• MATERIAL PROVIDED
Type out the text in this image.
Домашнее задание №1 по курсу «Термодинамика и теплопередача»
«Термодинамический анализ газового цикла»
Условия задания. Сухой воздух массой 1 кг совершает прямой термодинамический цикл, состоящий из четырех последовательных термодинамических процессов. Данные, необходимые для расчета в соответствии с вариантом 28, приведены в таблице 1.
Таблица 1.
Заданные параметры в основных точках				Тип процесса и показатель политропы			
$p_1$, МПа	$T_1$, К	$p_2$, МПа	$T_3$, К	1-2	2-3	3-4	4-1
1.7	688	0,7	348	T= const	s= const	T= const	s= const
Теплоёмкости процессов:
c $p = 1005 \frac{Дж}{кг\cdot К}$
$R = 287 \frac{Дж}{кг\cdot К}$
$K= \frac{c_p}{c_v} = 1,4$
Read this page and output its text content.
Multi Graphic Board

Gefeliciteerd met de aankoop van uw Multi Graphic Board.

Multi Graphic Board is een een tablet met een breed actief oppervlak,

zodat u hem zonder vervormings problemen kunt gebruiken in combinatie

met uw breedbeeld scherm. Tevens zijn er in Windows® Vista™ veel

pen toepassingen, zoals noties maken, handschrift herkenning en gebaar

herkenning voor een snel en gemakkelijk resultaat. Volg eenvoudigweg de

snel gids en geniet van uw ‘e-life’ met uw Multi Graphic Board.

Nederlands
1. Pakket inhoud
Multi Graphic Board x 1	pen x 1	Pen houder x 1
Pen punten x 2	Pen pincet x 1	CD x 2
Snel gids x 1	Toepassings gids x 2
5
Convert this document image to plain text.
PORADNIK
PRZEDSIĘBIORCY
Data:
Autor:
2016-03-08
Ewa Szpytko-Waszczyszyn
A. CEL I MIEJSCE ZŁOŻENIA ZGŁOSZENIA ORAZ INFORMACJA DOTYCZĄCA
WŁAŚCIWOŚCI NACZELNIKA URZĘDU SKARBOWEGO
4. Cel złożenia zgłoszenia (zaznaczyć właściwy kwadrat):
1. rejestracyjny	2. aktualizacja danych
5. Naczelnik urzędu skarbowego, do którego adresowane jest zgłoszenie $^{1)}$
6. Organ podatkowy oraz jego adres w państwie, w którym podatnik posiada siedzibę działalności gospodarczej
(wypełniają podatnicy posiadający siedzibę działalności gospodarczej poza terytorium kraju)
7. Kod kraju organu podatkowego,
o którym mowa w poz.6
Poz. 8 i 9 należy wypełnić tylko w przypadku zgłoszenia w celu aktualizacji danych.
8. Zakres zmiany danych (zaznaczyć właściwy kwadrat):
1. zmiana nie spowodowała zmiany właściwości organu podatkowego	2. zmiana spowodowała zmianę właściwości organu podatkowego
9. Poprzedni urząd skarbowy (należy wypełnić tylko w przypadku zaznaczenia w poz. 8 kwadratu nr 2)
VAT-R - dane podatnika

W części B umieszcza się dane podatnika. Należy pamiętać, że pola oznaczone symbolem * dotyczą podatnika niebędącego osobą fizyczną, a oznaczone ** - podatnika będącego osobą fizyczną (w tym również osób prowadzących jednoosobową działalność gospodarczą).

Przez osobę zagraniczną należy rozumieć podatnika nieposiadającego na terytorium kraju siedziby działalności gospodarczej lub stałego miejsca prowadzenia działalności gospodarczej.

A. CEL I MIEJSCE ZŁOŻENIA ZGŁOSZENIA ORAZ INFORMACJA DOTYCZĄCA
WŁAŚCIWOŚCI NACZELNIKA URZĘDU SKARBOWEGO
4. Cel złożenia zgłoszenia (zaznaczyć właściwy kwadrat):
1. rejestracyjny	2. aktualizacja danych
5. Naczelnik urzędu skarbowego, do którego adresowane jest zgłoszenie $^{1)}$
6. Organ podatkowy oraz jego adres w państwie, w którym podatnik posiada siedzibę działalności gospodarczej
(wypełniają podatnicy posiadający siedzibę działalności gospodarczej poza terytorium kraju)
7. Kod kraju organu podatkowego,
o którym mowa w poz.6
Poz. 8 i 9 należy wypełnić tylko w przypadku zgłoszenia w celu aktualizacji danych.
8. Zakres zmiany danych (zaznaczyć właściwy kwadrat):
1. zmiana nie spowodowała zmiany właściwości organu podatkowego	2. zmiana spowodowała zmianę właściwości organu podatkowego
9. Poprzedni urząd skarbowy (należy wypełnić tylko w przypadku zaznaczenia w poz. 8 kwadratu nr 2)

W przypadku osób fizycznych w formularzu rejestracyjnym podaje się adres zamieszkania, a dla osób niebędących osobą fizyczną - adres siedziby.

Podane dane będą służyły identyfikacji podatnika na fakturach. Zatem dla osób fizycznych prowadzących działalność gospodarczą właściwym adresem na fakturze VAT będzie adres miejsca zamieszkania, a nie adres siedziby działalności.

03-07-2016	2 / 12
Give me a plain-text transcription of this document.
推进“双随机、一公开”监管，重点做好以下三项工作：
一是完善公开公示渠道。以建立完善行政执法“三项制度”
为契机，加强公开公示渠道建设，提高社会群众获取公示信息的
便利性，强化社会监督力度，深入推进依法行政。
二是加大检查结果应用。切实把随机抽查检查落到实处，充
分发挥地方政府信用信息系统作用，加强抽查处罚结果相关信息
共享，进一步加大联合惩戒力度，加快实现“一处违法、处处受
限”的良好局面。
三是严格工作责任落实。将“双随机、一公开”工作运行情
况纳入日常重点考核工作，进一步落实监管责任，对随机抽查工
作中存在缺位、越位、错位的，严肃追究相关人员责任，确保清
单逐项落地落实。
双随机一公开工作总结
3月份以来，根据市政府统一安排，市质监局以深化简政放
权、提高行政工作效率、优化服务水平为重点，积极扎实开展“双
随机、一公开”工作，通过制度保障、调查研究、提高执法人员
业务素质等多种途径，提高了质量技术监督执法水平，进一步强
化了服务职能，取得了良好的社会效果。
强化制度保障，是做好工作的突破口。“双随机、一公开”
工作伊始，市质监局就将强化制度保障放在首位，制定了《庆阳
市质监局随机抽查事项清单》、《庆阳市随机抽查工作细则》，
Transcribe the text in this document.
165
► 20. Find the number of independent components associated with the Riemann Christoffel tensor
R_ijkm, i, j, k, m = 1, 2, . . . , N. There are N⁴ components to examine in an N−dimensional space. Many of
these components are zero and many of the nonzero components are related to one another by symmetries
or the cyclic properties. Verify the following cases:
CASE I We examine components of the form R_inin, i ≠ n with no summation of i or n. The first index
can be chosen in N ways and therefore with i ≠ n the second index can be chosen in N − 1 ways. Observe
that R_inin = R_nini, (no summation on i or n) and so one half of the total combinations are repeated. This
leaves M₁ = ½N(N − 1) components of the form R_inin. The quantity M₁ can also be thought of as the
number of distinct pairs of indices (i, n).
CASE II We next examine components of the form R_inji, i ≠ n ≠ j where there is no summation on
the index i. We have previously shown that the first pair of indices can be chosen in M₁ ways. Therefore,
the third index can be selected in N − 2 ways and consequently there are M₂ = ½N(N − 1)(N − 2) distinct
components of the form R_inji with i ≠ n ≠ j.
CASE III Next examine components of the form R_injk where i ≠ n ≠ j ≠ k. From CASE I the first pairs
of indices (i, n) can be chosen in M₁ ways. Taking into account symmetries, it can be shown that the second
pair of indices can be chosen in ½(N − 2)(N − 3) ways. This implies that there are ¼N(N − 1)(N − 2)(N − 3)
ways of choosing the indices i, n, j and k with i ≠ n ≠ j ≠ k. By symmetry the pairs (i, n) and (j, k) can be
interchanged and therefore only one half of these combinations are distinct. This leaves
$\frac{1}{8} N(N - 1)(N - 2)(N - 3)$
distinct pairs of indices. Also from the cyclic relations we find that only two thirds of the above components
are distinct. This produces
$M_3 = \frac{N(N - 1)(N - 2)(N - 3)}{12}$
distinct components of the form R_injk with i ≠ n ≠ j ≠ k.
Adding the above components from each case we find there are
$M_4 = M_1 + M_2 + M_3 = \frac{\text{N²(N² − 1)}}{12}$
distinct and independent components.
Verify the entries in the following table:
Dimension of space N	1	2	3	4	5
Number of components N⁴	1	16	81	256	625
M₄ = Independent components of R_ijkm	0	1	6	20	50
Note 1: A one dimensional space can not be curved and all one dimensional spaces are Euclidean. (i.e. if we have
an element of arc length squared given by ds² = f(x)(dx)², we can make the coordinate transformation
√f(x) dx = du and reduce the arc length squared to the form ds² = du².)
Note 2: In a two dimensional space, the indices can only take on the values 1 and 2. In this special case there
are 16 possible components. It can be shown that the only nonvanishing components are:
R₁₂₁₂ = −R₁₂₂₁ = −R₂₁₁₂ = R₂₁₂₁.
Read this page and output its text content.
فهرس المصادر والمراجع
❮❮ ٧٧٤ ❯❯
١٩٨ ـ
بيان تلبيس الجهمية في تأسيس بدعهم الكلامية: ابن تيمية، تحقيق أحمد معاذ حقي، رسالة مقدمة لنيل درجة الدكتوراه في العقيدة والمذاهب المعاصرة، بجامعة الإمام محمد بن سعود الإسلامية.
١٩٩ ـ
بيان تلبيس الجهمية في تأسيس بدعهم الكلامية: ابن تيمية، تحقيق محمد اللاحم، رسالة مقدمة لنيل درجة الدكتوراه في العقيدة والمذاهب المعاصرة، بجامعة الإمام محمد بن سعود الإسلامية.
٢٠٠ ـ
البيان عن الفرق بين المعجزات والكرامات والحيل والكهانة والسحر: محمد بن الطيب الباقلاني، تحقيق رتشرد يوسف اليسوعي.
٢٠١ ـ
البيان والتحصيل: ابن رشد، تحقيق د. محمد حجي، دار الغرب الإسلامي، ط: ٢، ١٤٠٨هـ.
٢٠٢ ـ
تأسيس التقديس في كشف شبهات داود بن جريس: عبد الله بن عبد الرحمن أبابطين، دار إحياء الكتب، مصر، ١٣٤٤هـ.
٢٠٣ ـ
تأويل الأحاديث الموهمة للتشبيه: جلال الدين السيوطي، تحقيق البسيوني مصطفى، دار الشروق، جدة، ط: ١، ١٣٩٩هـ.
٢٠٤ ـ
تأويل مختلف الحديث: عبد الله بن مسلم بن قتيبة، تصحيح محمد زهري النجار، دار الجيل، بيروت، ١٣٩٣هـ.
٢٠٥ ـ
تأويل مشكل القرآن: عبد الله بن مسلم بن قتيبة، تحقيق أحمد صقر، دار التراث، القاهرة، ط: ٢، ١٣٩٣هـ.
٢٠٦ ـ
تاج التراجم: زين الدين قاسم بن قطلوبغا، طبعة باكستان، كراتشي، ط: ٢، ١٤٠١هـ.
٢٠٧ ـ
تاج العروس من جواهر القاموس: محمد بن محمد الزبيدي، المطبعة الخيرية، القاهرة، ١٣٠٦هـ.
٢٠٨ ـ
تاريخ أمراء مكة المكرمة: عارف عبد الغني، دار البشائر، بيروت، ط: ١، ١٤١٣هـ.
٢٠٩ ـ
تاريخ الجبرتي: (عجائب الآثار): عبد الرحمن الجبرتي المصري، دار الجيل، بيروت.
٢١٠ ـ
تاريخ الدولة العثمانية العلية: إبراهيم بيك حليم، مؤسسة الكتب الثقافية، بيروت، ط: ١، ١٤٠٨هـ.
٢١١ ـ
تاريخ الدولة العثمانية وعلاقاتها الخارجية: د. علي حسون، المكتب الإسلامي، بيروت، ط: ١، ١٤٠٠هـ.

• EXERCISE DETAILS
Look through the entries above for the word "قتيبة". Copy every line where it shows up.

• FINAL ANSWER
تأويل مختلف الحديث: عبد الله بن مسلم بن قتيبة، تصحيح محمد زهري النجار، دار الجيل، بيروت، ١٣٩٣هـ.
تأويل مشكل القرآن: عبد الله بن مسلم بن قتيبة، تحقيق أحمد صقر، دار التراث، القاهرة، ط: ٢، ١٣٩٣هـ.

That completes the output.